▸ **DO THIS**
Extract every line below, verbatim.

▸ **DATA LISTING**
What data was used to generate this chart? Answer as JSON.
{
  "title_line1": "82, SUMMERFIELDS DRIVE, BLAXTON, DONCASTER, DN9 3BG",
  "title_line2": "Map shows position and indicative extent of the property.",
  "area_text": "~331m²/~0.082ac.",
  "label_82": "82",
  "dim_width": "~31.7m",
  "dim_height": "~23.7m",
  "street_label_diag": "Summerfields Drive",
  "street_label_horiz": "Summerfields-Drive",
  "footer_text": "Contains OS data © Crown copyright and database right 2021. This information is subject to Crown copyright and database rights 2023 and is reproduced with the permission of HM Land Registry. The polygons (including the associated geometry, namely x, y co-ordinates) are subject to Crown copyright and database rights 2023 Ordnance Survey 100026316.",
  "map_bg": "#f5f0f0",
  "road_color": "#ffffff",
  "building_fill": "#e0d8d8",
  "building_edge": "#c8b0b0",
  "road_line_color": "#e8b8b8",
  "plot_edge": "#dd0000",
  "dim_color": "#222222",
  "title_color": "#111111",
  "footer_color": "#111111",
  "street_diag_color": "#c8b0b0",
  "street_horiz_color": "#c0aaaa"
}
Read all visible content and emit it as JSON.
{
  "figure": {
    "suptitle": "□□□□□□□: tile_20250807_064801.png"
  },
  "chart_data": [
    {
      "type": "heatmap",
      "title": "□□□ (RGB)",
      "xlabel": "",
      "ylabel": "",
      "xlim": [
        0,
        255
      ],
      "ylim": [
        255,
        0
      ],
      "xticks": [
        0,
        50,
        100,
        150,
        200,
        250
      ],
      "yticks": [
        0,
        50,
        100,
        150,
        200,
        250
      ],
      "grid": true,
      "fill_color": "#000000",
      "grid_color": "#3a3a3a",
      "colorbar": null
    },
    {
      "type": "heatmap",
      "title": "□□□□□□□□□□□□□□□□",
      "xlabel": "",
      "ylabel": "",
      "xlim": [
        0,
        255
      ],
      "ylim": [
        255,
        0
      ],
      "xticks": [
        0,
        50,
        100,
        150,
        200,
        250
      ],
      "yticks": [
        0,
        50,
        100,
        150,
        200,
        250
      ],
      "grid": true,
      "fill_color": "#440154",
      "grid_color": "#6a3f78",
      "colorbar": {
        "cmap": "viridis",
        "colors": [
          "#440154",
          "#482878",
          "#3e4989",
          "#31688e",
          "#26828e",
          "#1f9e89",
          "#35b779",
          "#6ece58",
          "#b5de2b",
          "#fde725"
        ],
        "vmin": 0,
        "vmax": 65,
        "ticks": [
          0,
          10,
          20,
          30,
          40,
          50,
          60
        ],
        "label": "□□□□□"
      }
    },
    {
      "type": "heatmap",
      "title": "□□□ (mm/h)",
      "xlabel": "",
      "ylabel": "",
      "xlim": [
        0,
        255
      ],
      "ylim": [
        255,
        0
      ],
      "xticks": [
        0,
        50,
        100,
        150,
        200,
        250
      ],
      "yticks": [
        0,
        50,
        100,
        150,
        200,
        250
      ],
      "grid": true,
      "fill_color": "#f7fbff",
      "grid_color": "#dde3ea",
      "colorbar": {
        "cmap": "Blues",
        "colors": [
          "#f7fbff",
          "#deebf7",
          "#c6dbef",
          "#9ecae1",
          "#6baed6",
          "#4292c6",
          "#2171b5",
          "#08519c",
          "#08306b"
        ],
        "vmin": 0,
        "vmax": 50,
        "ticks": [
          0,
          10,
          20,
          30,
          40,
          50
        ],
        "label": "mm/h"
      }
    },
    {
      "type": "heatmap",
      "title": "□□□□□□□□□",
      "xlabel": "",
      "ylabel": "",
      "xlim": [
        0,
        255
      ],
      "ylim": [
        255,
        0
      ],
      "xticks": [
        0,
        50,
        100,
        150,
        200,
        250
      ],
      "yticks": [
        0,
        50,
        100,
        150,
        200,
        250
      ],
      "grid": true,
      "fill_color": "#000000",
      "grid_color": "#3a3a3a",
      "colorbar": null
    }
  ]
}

▸ **TASK RESULT**
What data was used to generate this chart? Answer as JSON.
{
  "title_line1": "82, SUMMERFIELDS DRIVE, BLAXTON, DONCASTER, DN9 3BG",
  "title_line2": "Map shows position and indicative extent of the property.",
  "area_text": "~331m²/~0.082ac.",
  "label_82": "82",
  "dim_width": "~31.7m",
  "dim_height": "~23.7m",
  "street_label_diag": "Summerfields Drive",
  "street_label_horiz": "Summerfields-Drive",
  "footer_text": "Contains OS data © Crown copyright and database right 2021. This information is subject to Crown copyright and database rights 2023 and is reproduced with the permission of HM Land Registry. The polygons (including the associated geometry, namely x, y co-ordinates) are subject to Crown copyright and database rights 2023 Ordnance Survey 100026316.",
  "map_bg": "#f5f0f0",
  "road_color": "#ffffff",
  "building_fill": "#e0d8d8",
  "building_edge": "#c8b0b0",
  "road_line_color": "#e8b8b8",
  "plot_edge": "#dd0000",
  "dim_color": "#222222",
  "title_color": "#111111",
  "footer_color": "#111111",
  "street_diag_color": "#c8b0b0",
  "street_horiz_color": "#c0aaaa"
}
Read all visible content and emit it as JSON.
{
  "figure": {
    "suptitle": "□□□□□□□: tile_20250807_064801.png"
  },
  "chart_data": [
    {
      "type": "heatmap",
      "title": "□□□ (RGB)",
      "xlabel": "",
      "ylabel": "",
      "xlim": [
        0,
        255
      ],
      "ylim": [
        255,
        0
      ],
      "xticks": [
        0,
        50,
        100,
        150,
        200,
        250
      ],
      "yticks": [
        0,
        50,
        100,
        150,
        200,
        250
      ],
      "grid": true,
      "fill_color": "#000000",
      "grid_color": "#3a3a3a",
      "colorbar": null
    },
    {
      "type": "heatmap",
      "title": "□□□□□□□□□□□□□□□□",
      "xlabel": "",
      "ylabel": "",
      "xlim": [
        0,
        255
      ],
      "ylim": [
        255,
        0
      ],
      "xticks": [
        0,
        50,
        100,
        150,
        200,
        250
      ],
      "yticks": [
        0,
        50,
        100,
        150,
        200,
        250
      ],
      "grid": true,
      "fill_color": "#440154",
      "grid_color": "#6a3f78",
      "colorbar": {
        "cmap": "viridis",
        "colors": [
          "#440154",
          "#482878",
          "#3e4989",
          "#31688e",
          "#26828e",
          "#1f9e89",
          "#35b779",
          "#6ece58",
          "#b5de2b",
          "#fde725"
        ],
        "vmin": 0,
        "vmax": 65,
        "ticks": [
          0,
          10,
          20,
          30,
          40,
          50,
          60
        ],
        "label": "□□□□□"
      }
    },
    {
      "type": "heatmap",
      "title": "□□□ (mm/h)",
      "xlabel": "",
      "ylabel": "",
      "xlim": [
        0,
        255
      ],
      "ylim": [
        255,
        0
      ],
      "xticks": [
        0,
        50,
        100,
        150,
        200,
        250
      ],
      "yticks": [
        0,
        50,
        100,
        150,
        200,
        250
      ],
      "grid": true,
      "fill_color": "#f7fbff",
      "grid_color": "#dde3ea",
      "colorbar": {
        "cmap": "Blues",
        "colors": [
          "#f7fbff",
          "#deebf7",
          "#c6dbef",
          "#9ecae1",
          "#6baed6",
          "#4292c6",
          "#2171b5",
          "#08519c",
          "#08306b"
        ],
        "vmin": 0,
        "vmax": 50,
        "ticks": [
          0,
          10,
          20,
          30,
          40,
          50
        ],
        "label": "mm/h"
      }
    },
    {
      "type": "heatmap",
      "title": "□□□□□□□□□",
      "xlabel": "",
      "ylabel": "",
      "xlim": [
        0,
        255
      ],
      "ylim": [
        255,
        0
      ],
      "xticks": [
        0,
        50,
        100,
        150,
        200,
        250
      ],
      "yticks": [
        0,
        50,
        100,
        150,
        200,
        250
      ],
      "grid": true,
      "fill_color": "#000000",
      "grid_color": "#3a3a3a",
      "colorbar": null
    }
  ]
}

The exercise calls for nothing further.